→ SET EXERCISE
In everything from the first of the lines down to the one containing "status-zoom-level: 层级: 14", swap "interactable" for "clickable" and leave the rest unchanged.
### RECORDS SUPPLIED
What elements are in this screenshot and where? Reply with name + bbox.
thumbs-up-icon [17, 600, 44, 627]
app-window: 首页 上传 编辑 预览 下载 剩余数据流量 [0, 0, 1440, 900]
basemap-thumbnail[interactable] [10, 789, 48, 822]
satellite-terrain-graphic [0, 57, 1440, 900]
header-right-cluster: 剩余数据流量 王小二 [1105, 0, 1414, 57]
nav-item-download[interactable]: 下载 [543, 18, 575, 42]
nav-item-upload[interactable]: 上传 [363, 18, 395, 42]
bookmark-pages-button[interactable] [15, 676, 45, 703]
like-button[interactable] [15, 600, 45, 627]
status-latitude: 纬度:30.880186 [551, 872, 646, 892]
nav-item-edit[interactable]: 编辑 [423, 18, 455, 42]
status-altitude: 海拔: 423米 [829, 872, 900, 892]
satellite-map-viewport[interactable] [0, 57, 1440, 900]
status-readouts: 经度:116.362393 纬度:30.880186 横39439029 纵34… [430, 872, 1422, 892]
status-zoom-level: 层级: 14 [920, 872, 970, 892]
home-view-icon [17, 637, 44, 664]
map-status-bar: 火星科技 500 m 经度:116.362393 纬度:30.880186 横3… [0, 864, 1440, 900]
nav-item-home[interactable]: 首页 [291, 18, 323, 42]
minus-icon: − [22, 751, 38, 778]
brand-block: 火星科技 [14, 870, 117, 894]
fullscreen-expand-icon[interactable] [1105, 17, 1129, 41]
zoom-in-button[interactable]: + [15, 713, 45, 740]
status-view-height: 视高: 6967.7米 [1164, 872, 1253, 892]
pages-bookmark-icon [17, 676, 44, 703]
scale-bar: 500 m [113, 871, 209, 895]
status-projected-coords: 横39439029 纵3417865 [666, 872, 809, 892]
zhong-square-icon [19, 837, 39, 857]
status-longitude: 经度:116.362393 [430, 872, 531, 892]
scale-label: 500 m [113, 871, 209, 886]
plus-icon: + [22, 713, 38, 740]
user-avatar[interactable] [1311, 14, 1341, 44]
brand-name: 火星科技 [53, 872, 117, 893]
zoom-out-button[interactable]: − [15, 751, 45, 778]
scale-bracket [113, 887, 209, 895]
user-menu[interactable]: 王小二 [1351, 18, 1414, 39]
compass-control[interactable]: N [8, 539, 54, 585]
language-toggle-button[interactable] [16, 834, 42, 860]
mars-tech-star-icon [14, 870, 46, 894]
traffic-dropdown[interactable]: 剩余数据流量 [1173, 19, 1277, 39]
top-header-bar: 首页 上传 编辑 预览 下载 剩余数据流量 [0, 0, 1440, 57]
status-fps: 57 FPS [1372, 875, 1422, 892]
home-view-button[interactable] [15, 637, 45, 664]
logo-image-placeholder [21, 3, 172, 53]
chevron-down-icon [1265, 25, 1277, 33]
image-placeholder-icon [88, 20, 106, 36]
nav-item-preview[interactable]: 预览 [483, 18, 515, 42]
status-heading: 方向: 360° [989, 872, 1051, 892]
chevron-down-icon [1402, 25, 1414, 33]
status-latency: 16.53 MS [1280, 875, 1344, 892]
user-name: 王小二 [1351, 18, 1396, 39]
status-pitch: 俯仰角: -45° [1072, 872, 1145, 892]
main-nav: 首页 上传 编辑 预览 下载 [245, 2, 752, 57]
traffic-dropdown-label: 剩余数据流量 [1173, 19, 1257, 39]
######
→ RESPONSE TO THIS TASK
What elements are in this screenshot and where? Reply with name + bbox.
thumbs-up-icon [17, 600, 44, 627]
app-window: 首页 上传 编辑 预览 下载 剩余数据流量 [0, 0, 1440, 900]
basemap-thumbnail[clickable] [10, 789, 48, 822]
satellite-terrain-graphic [0, 57, 1440, 900]
header-right-cluster: 剩余数据流量 王小二 [1105, 0, 1414, 57]
nav-item-download[clickable]: 下载 [543, 18, 575, 42]
nav-item-upload[clickable]: 上传 [363, 18, 395, 42]
bookmark-pages-button[clickable] [15, 676, 45, 703]
like-button[clickable] [15, 600, 45, 627]
status-latitude: 纬度:30.880186 [551, 872, 646, 892]
nav-item-edit[clickable]: 编辑 [423, 18, 455, 42]
status-altitude: 海拔: 423米 [829, 872, 900, 892]
satellite-map-viewport[clickable] [0, 57, 1440, 900]
status-readouts: 经度:116.362393 纬度:30.880186 横39439029 纵34… [430, 872, 1422, 892]
status-zoom-level: 层级: 14 [920, 872, 970, 892]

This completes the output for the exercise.